## [PROBLEM TO SOLVE]
The data shown below should all be retyped exactly.

## [RECORDS FOR THIS TASK]

--------

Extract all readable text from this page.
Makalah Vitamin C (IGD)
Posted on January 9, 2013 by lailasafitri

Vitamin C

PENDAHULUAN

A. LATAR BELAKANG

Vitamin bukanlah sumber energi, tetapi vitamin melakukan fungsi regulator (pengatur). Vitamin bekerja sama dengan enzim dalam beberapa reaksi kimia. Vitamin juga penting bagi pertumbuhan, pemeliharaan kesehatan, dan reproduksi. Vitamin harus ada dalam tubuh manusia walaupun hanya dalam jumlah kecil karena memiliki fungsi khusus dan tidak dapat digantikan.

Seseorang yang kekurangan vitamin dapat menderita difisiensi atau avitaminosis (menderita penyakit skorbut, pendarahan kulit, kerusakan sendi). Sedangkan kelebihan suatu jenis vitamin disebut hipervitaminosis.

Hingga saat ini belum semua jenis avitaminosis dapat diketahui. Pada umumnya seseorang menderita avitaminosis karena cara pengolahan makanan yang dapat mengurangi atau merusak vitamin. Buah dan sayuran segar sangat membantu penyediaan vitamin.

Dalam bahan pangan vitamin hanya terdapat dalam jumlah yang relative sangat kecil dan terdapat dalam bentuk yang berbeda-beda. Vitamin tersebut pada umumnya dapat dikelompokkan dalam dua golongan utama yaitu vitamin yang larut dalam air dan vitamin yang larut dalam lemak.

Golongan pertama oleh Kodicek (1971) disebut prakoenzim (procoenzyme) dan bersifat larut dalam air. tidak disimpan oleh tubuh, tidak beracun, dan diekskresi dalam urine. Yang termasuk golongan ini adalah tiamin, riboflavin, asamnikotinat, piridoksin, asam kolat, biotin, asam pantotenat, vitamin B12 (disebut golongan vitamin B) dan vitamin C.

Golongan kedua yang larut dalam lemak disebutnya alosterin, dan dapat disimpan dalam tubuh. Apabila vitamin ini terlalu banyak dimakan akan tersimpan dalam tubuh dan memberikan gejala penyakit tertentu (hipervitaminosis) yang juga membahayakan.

--------

## [RESPONSE BOX]
Extract all readable text from this page.
Makalah Vitamin C (IGD)
Posted on January 9, 2013 by lailasafitri

Vitamin C

PENDAHULUAN

A. LATAR BELAKANG

Vitamin bukanlah sumber energi, tetapi vitamin melakukan fungsi regulator (pengatur). Vitamin bekerja sama dengan enzim dalam beberapa reaksi kimia. Vitamin juga penting bagi pertumbuhan, pemeliharaan kesehatan, dan reproduksi. Vitamin harus ada dalam tubuh manusia walaupun hanya dalam jumlah kecil karena memiliki fungsi khusus dan tidak dapat digantikan.

Seseorang yang kekurangan vitamin dapat menderita difisiensi atau avitaminosis (menderita penyakit skorbut, pendarahan kulit, kerusakan sendi). Sedangkan kelebihan suatu jenis vitamin disebut hipervitaminosis.

Hingga saat ini belum semua jenis avitaminosis dapat diketahui. Pada umumnya seseorang menderita avitaminosis karena cara pengolahan makanan yang dapat mengurangi atau merusak vitamin. Buah dan sayuran segar sangat membantu penyediaan vitamin.

Dalam bahan pangan vitamin hanya terdapat dalam jumlah yang relative sangat kecil dan terdapat dalam bentuk yang berbeda-beda. Vitamin tersebut pada umumnya dapat dikelompokkan dalam dua golongan utama yaitu vitamin yang larut dalam air dan vitamin yang larut dalam lemak.

Golongan pertama oleh Kodicek (1971) disebut prakoenzim (procoenzyme) dan bersifat larut dalam air. tidak disimpan oleh tubuh, tidak beracun, dan diekskresi dalam urine. Yang termasuk golongan ini adalah tiamin, riboflavin, asamnikotinat, piridoksin, asam kolat, biotin, asam pantotenat, vitamin B12 (disebut golongan vitamin B) dan vitamin C.

Golongan kedua yang larut dalam lemak disebutnya alosterin, dan dapat disimpan dalam tubuh. Apabila vitamin ini terlalu banyak dimakan akan tersimpan dalam tubuh dan memberikan gejala penyakit tertentu (hipervitaminosis) yang juga membahayakan.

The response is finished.